# [WHAT TO PRODUCE]
Your task is to repeat the listing exactly.
## START
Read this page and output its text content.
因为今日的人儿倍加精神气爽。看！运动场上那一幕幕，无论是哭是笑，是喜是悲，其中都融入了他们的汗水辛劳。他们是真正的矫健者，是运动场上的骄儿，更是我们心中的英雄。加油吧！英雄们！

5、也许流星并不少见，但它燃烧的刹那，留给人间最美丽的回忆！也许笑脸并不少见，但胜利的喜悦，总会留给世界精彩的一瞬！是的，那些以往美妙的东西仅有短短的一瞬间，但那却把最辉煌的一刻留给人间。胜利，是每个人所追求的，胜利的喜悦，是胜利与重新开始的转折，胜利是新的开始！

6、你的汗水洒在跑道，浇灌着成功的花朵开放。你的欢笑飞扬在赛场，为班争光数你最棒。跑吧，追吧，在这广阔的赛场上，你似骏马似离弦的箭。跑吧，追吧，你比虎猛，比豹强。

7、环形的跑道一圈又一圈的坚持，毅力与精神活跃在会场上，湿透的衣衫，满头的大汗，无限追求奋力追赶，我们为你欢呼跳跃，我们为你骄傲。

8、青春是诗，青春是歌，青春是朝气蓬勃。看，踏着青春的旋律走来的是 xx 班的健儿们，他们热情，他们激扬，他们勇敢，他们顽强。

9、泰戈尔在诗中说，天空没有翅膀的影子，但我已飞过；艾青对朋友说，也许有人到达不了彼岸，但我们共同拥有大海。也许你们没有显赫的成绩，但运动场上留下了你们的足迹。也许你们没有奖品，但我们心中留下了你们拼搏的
## END
# [COMPLETED EXERCISE]
Read this page and output its text content.
因为今日的人儿倍加精神气爽。看！运动场上那一幕幕，无论是哭是笑，是喜是悲，其中都融入了他们的汗水辛劳。他们是真正的矫健者，是运动场上的骄儿，更是我们心中的英雄。加油吧！英雄们！

5、也许流星并不少见，但它燃烧的刹那，留给人间最美丽的回忆！也许笑脸并不少见，但胜利的喜悦，总会留给世界精彩的一瞬！是的，那些以往美妙的东西仅有短短的一瞬间，但那却把最辉煌的一刻留给人间。胜利，是每个人所追求的，胜利的喜悦，是胜利与重新开始的转折，胜利是新的开始！

6、你的汗水洒在跑道，浇灌着成功的花朵开放。你的欢笑飞扬在赛场，为班争光数你最棒。跑吧，追吧，在这广阔的赛场上，你似骏马似离弦的箭。跑吧，追吧，你比虎猛，比豹强。

7、环形的跑道一圈又一圈的坚持，毅力与精神活跃在会场上，湿透的衣衫，满头的大汗，无限追求奋力追赶，我们为你欢呼跳跃，我们为你骄傲。

8、青春是诗，青春是歌，青春是朝气蓬勃。看，踏着青春的旋律走来的是 xx 班的健儿们，他们热情，他们激扬，他们勇敢，他们顽强。

9、泰戈尔在诗中说，天空没有翅膀的影子，但我已飞过；艾青对朋友说，也许有人到达不了彼岸，但我们共同拥有大海。也许你们没有显赫的成绩，但运动场上留下了你们的足迹。也许你们没有奖品，但我们心中留下了你们拼搏的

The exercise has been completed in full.